* JOB *
Pictures do not belong in the copy. Write out exactly the lines from the one containing "Give me the" through the end of the data.

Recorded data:

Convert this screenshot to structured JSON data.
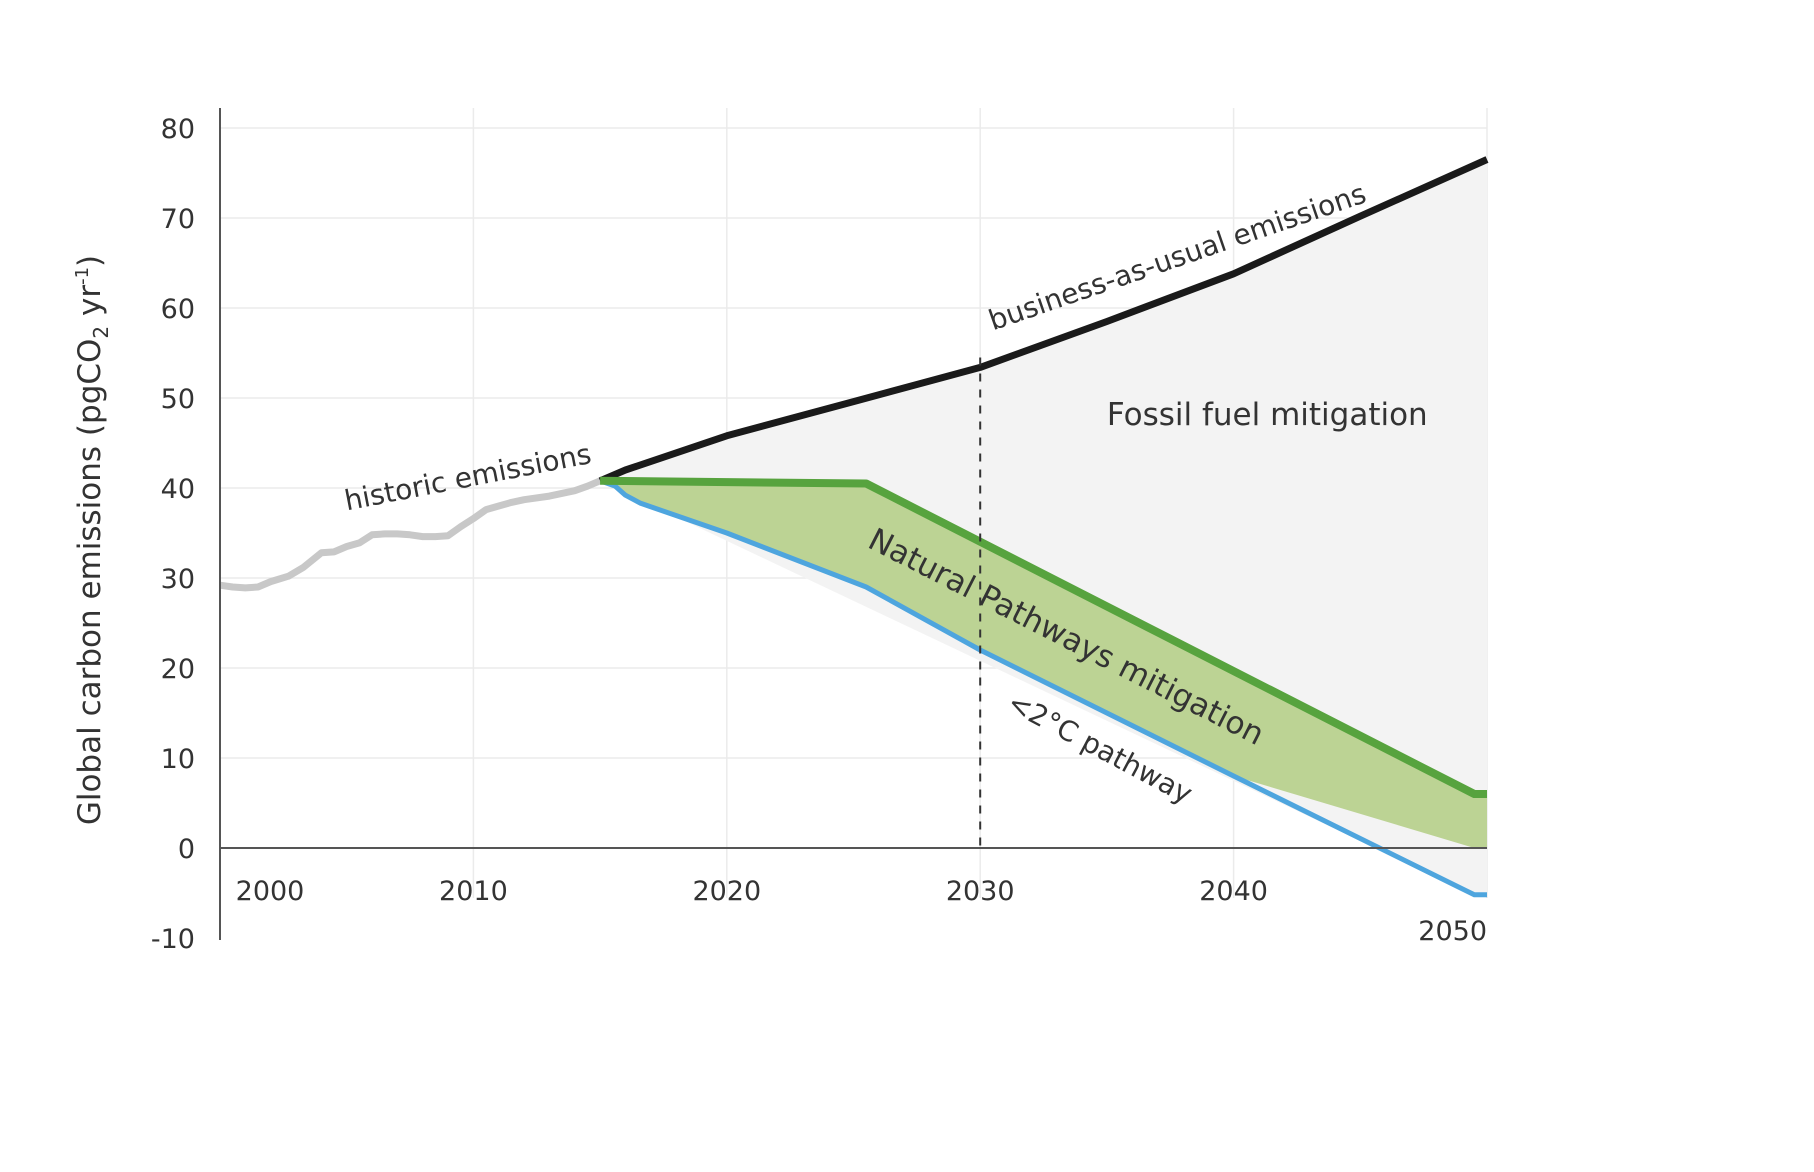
{
  "chart_data": {
    "type": "area",
    "title": "",
    "xlabel": "",
    "ylabel": "Global carbon emissions (pgCO",
    "ylabel_sub": "2",
    "ylabel_unit": " yr",
    "ylabel_sup": "-1",
    "ylabel_close": ")",
    "xlim": [
      2000,
      2050
    ],
    "ylim": [
      -10,
      80
    ],
    "grid": true,
    "x_ticks": [
      {
        "value": 2000,
        "label": "2000"
      },
      {
        "value": 2010,
        "label": "2010"
      },
      {
        "value": 2020,
        "label": "2020"
      },
      {
        "value": 2030,
        "label": "2030"
      },
      {
        "value": 2040,
        "label": "2040"
      },
      {
        "value": 2050,
        "label": "2050"
      }
    ],
    "y_ticks": [
      {
        "value": 80,
        "label": "80"
      },
      {
        "value": 70,
        "label": "70"
      },
      {
        "value": 60,
        "label": "60"
      },
      {
        "value": 50,
        "label": "50"
      },
      {
        "value": 40,
        "label": "40"
      },
      {
        "value": 30,
        "label": "30"
      },
      {
        "value": 20,
        "label": "20"
      },
      {
        "value": 10,
        "label": "10"
      },
      {
        "value": 0,
        "label": "0"
      },
      {
        "value": -10,
        "label": "-10"
      }
    ],
    "reference_line": {
      "x": 2030,
      "style": "dashed",
      "color": "#333333"
    },
    "series": [
      {
        "name": "historic emissions",
        "color": "#c8c8c8",
        "x": [
          2000,
          2000.5,
          2001,
          2001.5,
          2002,
          2002.7,
          2003.3,
          2004,
          2004.5,
          2005,
          2005.5,
          2006,
          2006.5,
          2007,
          2007.5,
          2008,
          2008.5,
          2009,
          2009.5,
          2010,
          2010.5,
          2011,
          2011.5,
          2012,
          2013,
          2014,
          2014.5,
          2015
        ],
        "values": [
          29.2,
          29.0,
          28.9,
          29.0,
          29.6,
          30.2,
          31.2,
          32.8,
          32.9,
          33.5,
          33.9,
          34.8,
          34.9,
          34.9,
          34.8,
          34.6,
          34.6,
          34.7,
          35.7,
          36.6,
          37.6,
          38.0,
          38.4,
          38.7,
          39.1,
          39.7,
          40.2,
          40.8
        ]
      },
      {
        "name": "business-as-usual emissions",
        "color": "#1a1a1a",
        "x": [
          2015,
          2016,
          2020,
          2025,
          2030,
          2035,
          2040,
          2045,
          2050
        ],
        "values": [
          40.8,
          42.0,
          45.8,
          49.6,
          53.4,
          58.5,
          63.8,
          70.2,
          76.5
        ]
      },
      {
        "name": "Natural Pathways mitigation (upper)",
        "color": "#57a33e",
        "x": [
          2015,
          2025.5,
          2049.5,
          2050
        ],
        "values": [
          40.8,
          40.5,
          6.0,
          6.0
        ]
      },
      {
        "name": "<2°C pathway",
        "color": "#4ea5de",
        "x": [
          2015,
          2015.6,
          2016,
          2016.6,
          2020,
          2025.5,
          2030,
          2040,
          2049.5,
          2050
        ],
        "values": [
          40.8,
          40.2,
          39.2,
          38.3,
          35.0,
          29.0,
          22.0,
          8.0,
          -5.2,
          -5.2
        ]
      }
    ],
    "areas": [
      {
        "name": "Fossil fuel mitigation",
        "color": "#f3f3f3",
        "between": [
          "business-as-usual emissions",
          "Natural Pathways mitigation (upper)"
        ]
      },
      {
        "name": "Natural Pathways mitigation",
        "color": "#bcd394",
        "between": [
          "Natural Pathways mitigation (upper)",
          "<2°C pathway"
        ]
      }
    ],
    "annotations": [
      {
        "text": "historic emissions",
        "x": 2005,
        "y": 37.5,
        "angle": -11
      },
      {
        "text": "business-as-usual emissions",
        "x": 2030.5,
        "y": 57.5,
        "angle": -19
      },
      {
        "text": "Fossil fuel mitigation",
        "x": 2035,
        "y": 47,
        "angle": 0
      },
      {
        "text": "Natural Pathways mitigation",
        "x": 2025.5,
        "y": 33.5,
        "angle": 27
      },
      {
        "text": "<2°C pathway",
        "x": 2031,
        "y": 15.5,
        "angle": 28
      }
    ],
    "legend": "none"
  }
}
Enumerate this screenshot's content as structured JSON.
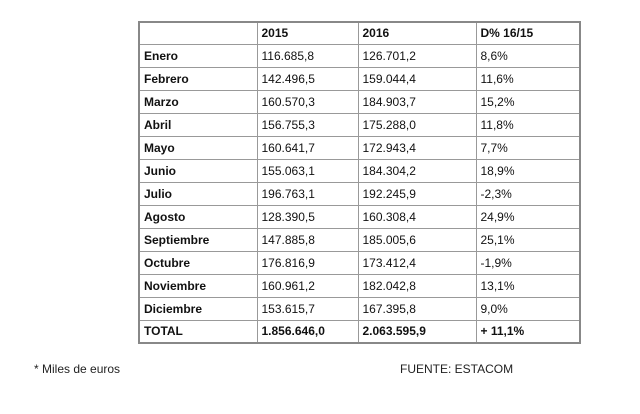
{
  "table": {
    "columns": [
      "2015",
      "2016",
      "D% 16/15"
    ],
    "rows": [
      [
        "Enero",
        "116.685,8",
        "126.701,2",
        "8,6%"
      ],
      [
        "Febrero",
        "142.496,5",
        "159.044,4",
        "11,6%"
      ],
      [
        "Marzo",
        "160.570,3",
        "184.903,7",
        "15,2%"
      ],
      [
        "Abril",
        "156.755,3",
        "175.288,0",
        "11,8%"
      ],
      [
        "Mayo",
        "160.641,7",
        "172.943,4",
        "7,7%"
      ],
      [
        "Junio",
        "155.063,1",
        "184.304,2",
        "18,9%"
      ],
      [
        "Julio",
        "196.763,1",
        "192.245,9",
        "-2,3%"
      ],
      [
        "Agosto",
        "128.390,5",
        "160.308,4",
        "24,9%"
      ],
      [
        "Septiembre",
        "147.885,8",
        "185.005,6",
        "25,1%"
      ],
      [
        "Octubre",
        "176.816,9",
        "173.412,4",
        "-1,9%"
      ],
      [
        "Noviembre",
        "160.961,2",
        "182.042,8",
        "13,1%"
      ],
      [
        "Diciembre",
        "153.615,7",
        "167.395,8",
        "9,0%"
      ],
      [
        "TOTAL",
        "1.856.646,0",
        "2.063.595,9",
        "+ 11,1%"
      ]
    ]
  },
  "footnote": "* Miles de euros",
  "source": "FUENTE: ESTACOM"
}
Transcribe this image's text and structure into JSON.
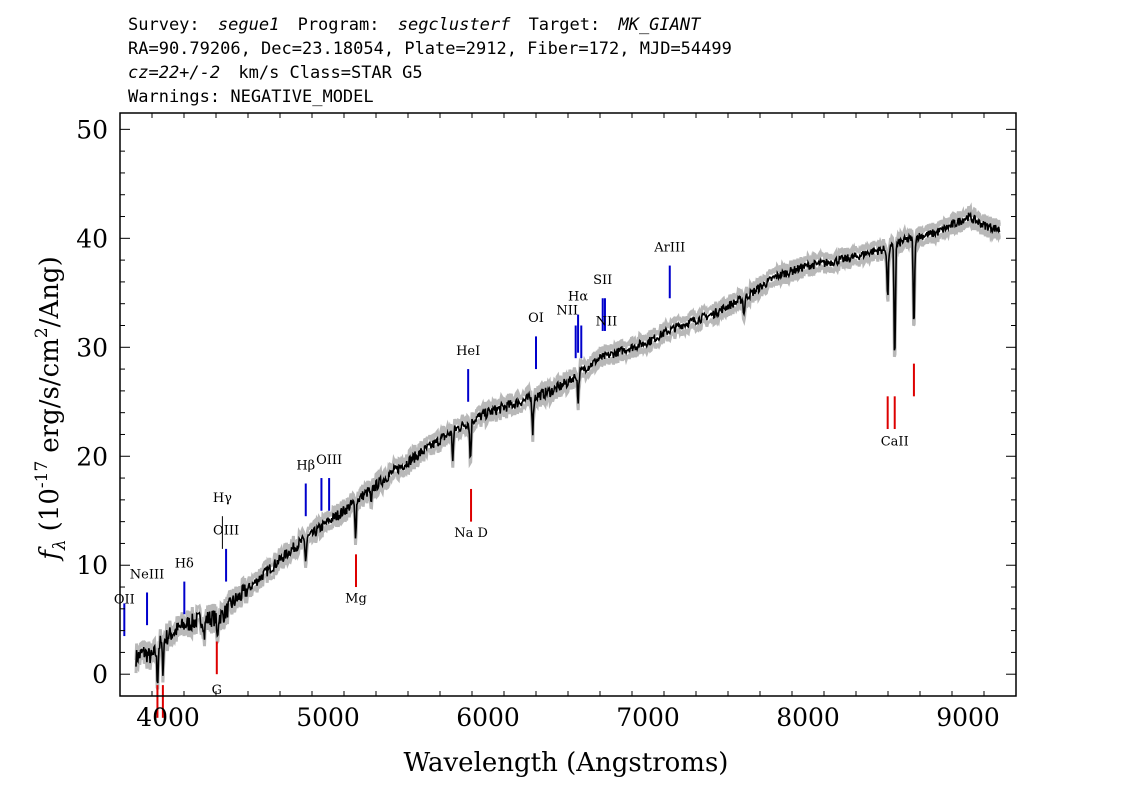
{
  "header": {
    "line1": {
      "survey_label": "Survey:",
      "survey": "segue1",
      "program_label": "Program:",
      "program": "segclusterf",
      "target_label": "Target:",
      "target": "MK_GIANT"
    },
    "line2": "RA=90.79206, Dec=23.18054, Plate=2912, Fiber=172, MJD=54499",
    "line3": {
      "redshift": "cz=22+/-2",
      "rest": "km/s Class=STAR G5"
    },
    "line4": "Warnings: NEGATIVE_MODEL"
  },
  "colors": {
    "spectrum": "#000000",
    "error_band": "#b8b8b8",
    "emission": "#0000cc",
    "absorption": "#dd0000",
    "sky": "#000000"
  },
  "chart_data": {
    "type": "line",
    "xlabel": "Wavelength (Angstroms)",
    "ylabel_parts": {
      "f": "f",
      "sub": "λ",
      "open": "(10",
      "exp1": "-17",
      "mid": "erg/s/cm",
      "exp2": "2",
      "close": "/Ang)"
    },
    "xlim": [
      3700,
      9300
    ],
    "ylim": [
      -2,
      51.5
    ],
    "xticks": [
      4000,
      5000,
      6000,
      7000,
      8000,
      9000
    ],
    "xtick_labels": [
      "4000",
      "5000",
      "6000",
      "7000",
      "8000",
      "9000"
    ],
    "yticks": [
      0,
      10,
      20,
      30,
      40,
      50
    ],
    "ytick_labels": [
      "0",
      "10",
      "20",
      "30",
      "40",
      "50"
    ],
    "grid": false,
    "series": [
      {
        "x": [
          3800,
          3850,
          3900,
          3950,
          4000,
          4050,
          4100,
          4200,
          4300,
          4350,
          4400,
          4500,
          4600,
          4700,
          4800,
          4900,
          5000,
          5100,
          5200,
          5300,
          5400,
          5500,
          5600,
          5700,
          5800,
          5900,
          6000,
          6100,
          6200,
          6300,
          6400,
          6500,
          6600,
          6700,
          6800,
          6900,
          7000,
          7100,
          7200,
          7300,
          7400,
          7500,
          7600,
          7700,
          7800,
          7900,
          8000,
          8100,
          8200,
          8300,
          8400,
          8500,
          8600,
          8700,
          8800,
          8900,
          9000,
          9100,
          9200
        ],
        "y": [
          1.5,
          2.0,
          1.5,
          2.8,
          3.5,
          4.0,
          4.5,
          5.0,
          5.2,
          5.5,
          6.5,
          7.8,
          9.2,
          10.5,
          11.8,
          12.8,
          14.0,
          15.0,
          16.2,
          17.3,
          18.5,
          19.5,
          20.5,
          21.5,
          22.5,
          23.3,
          24.0,
          24.5,
          25.0,
          25.5,
          26.0,
          26.8,
          28.0,
          29.0,
          29.5,
          30.0,
          30.5,
          31.3,
          32.0,
          32.5,
          33.0,
          33.8,
          34.5,
          35.5,
          36.5,
          37.0,
          37.5,
          37.7,
          38.0,
          38.3,
          38.8,
          39.0,
          39.8,
          40.2,
          40.5,
          41.2,
          42.0,
          41.2,
          40.8
        ]
      }
    ],
    "absorption_features": [
      {
        "x": 3934,
        "depth": 3.0
      },
      {
        "x": 3968,
        "depth": 2.5
      },
      {
        "x": 4227,
        "depth": 1.5
      },
      {
        "x": 4308,
        "depth": 2.0
      },
      {
        "x": 4861,
        "depth": 2.0
      },
      {
        "x": 5172,
        "depth": 3.0
      },
      {
        "x": 5270,
        "depth": 1.5
      },
      {
        "x": 5780,
        "depth": 2.5
      },
      {
        "x": 5890,
        "depth": 3.5
      },
      {
        "x": 6280,
        "depth": 3.0
      },
      {
        "x": 6563,
        "depth": 2.5
      },
      {
        "x": 7600,
        "depth": 1.5
      },
      {
        "x": 8498,
        "depth": 4.5
      },
      {
        "x": 8542,
        "depth": 10.5
      },
      {
        "x": 8662,
        "depth": 8.5
      }
    ],
    "emission_lines": [
      {
        "x": 3727,
        "label": "OII",
        "color": "#0000cc",
        "y": [
          3.5,
          6.5
        ],
        "label_y": 6.5
      },
      {
        "x": 3869,
        "label": "NeIII",
        "color": "#0000cc",
        "y": [
          4.5,
          7.5
        ],
        "label_y": 8.8
      },
      {
        "x": 4102,
        "label": "Hδ",
        "color": "#0000cc",
        "y": [
          5.5,
          8.5
        ],
        "label_y": 9.8
      },
      {
        "x": 4340,
        "label": "Hγ",
        "color": "#000000",
        "y": [
          11.5,
          14.5
        ],
        "label_y": 15.8
      },
      {
        "x": 4363,
        "label": "OIII",
        "color": "#0000cc",
        "y": [
          8.5,
          11.5
        ],
        "label_y": 12.8
      },
      {
        "x": 4861,
        "label": "Hβ",
        "color": "#0000cc",
        "y": [
          14.5,
          17.5
        ],
        "label_y": 18.8
      },
      {
        "x": 4959,
        "label": "",
        "color": "#0000cc",
        "y": [
          15.0,
          18.0
        ],
        "label_y": 0
      },
      {
        "x": 5007,
        "label": "OIII",
        "color": "#0000cc",
        "y": [
          15.0,
          18.0
        ],
        "label_y": 19.3
      },
      {
        "x": 5876,
        "label": "HeI",
        "color": "#0000cc",
        "y": [
          25.0,
          28.0
        ],
        "label_y": 29.3
      },
      {
        "x": 6300,
        "label": "OI",
        "color": "#0000cc",
        "y": [
          28.0,
          31.0
        ],
        "label_y": 32.3
      },
      {
        "x": 6548,
        "label": "",
        "color": "#0000cc",
        "y": [
          29.0,
          32.0
        ],
        "label_y": 0
      },
      {
        "x": 6563,
        "label": "Hα",
        "color": "#0000cc",
        "y": [
          29.5,
          33.0
        ],
        "label_y": 34.3
      },
      {
        "x": 6583,
        "label": "NII",
        "color": "#0000cc",
        "y": [
          29.0,
          32.0
        ],
        "label_y": 33.0,
        "label_x": 6495
      },
      {
        "x": 6717,
        "label": "SII",
        "color": "#0000cc",
        "y": [
          31.5,
          34.5
        ],
        "label_y": 35.8
      },
      {
        "x": 6731,
        "label": "",
        "color": "#0000cc",
        "y": [
          31.5,
          34.5
        ],
        "label_y": 0
      },
      {
        "x": 6740,
        "label": "NII",
        "color": "#0000cc",
        "y": [
          0,
          0
        ],
        "label_y": 32.0,
        "label_x": 6740
      },
      {
        "x": 7136,
        "label": "ArIII",
        "color": "#0000cc",
        "y": [
          34.5,
          37.5
        ],
        "label_y": 38.8
      }
    ],
    "absorption_markers": [
      {
        "x": 3934,
        "label": "",
        "y": [
          -4,
          -1
        ]
      },
      {
        "x": 3968,
        "label": "",
        "y": [
          -4,
          -1
        ]
      },
      {
        "x": 4305,
        "label": "G",
        "y": [
          0,
          3
        ],
        "label_y": -1.8
      },
      {
        "x": 5175,
        "label": "Mg",
        "y": [
          8.0,
          11.0
        ],
        "label_y": 6.6
      },
      {
        "x": 5894,
        "label": "Na D",
        "y": [
          14.0,
          17.0
        ],
        "label_y": 12.6
      },
      {
        "x": 8498,
        "label": "",
        "y": [
          22.5,
          25.5
        ]
      },
      {
        "x": 8542,
        "label": "CaII",
        "y": [
          22.5,
          25.5
        ],
        "label_y": 21.0
      },
      {
        "x": 8662,
        "label": "",
        "y": [
          25.5,
          28.5
        ]
      }
    ]
  }
}
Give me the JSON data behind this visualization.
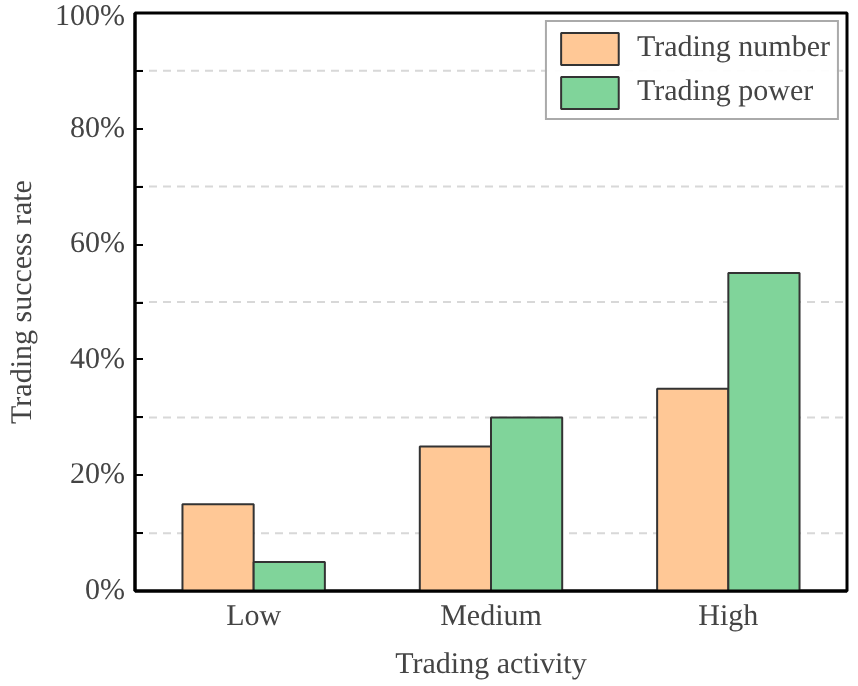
{
  "chart_data": {
    "type": "bar",
    "xlabel": "Trading activity",
    "ylabel": "Trading success rate",
    "categories": [
      "Low",
      "Medium",
      "High"
    ],
    "series": [
      {
        "name": "Trading number",
        "color": "#ffc896",
        "values": [
          15,
          25,
          35
        ]
      },
      {
        "name": "Trading power",
        "color": "#80d49a",
        "values": [
          5,
          30,
          55
        ]
      }
    ],
    "ylim": [
      0,
      100
    ],
    "yticks": [
      {
        "value": 0,
        "label": "0%"
      },
      {
        "value": 10,
        "label": null
      },
      {
        "value": 20,
        "label": "20%"
      },
      {
        "value": 30,
        "label": null
      },
      {
        "value": 40,
        "label": "40%"
      },
      {
        "value": 50,
        "label": null
      },
      {
        "value": 60,
        "label": "60%"
      },
      {
        "value": 70,
        "label": null
      },
      {
        "value": 80,
        "label": "80%"
      },
      {
        "value": 90,
        "label": null
      },
      {
        "value": 100,
        "label": "100%"
      }
    ],
    "grid": "y",
    "legend": "top right"
  }
}
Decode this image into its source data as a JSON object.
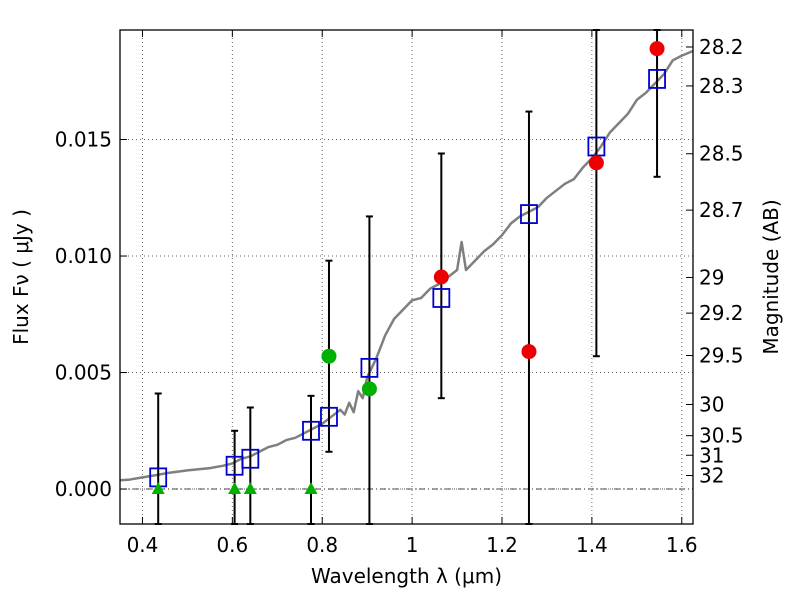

* REPLY TO THE TASK *
Give me the JSON data behind this visualization.
{
  "chart_data": {
    "type": "bar",
    "xlabel": "Trading activity",
    "ylabel": "Trading success rate",
    "categories": [
      "Low",
      "Medium",
      "High"
    ],
    "series": [
      {
        "name": "Trading number",
        "color": "#ffc896",
        "values": [
          15,
          25,
          35
        ]
      },
      {
        "name": "Trading power",
        "color": "#80d49a",
        "values": [
          5,
          30,
          55
        ]
      }
    ],
    "ylim": [
      0,
      100
    ],
    "yticks": [
      {
        "value": 0,
        "label": "0%"
      },
      {
        "value": 10,
        "label": null
      },
      {
        "value": 20,
        "label": "20%"
      },
      {
        "value": 30,
        "label": null
      },
      {
        "value": 40,
        "label": "40%"
      },
      {
        "value": 50,
        "label": null
      },
      {
        "value": 60,
        "label": "60%"
      },
      {
        "value": 70,
        "label": null
      },
      {
        "value": 80,
        "label": "80%"
      },
      {
        "value": 90,
        "label": null
      },
      {
        "value": 100,
        "label": "100%"
      }
    ],
    "grid": "y",
    "legend": "top right"
  }
}
Decode this image into its source data as a JSON object.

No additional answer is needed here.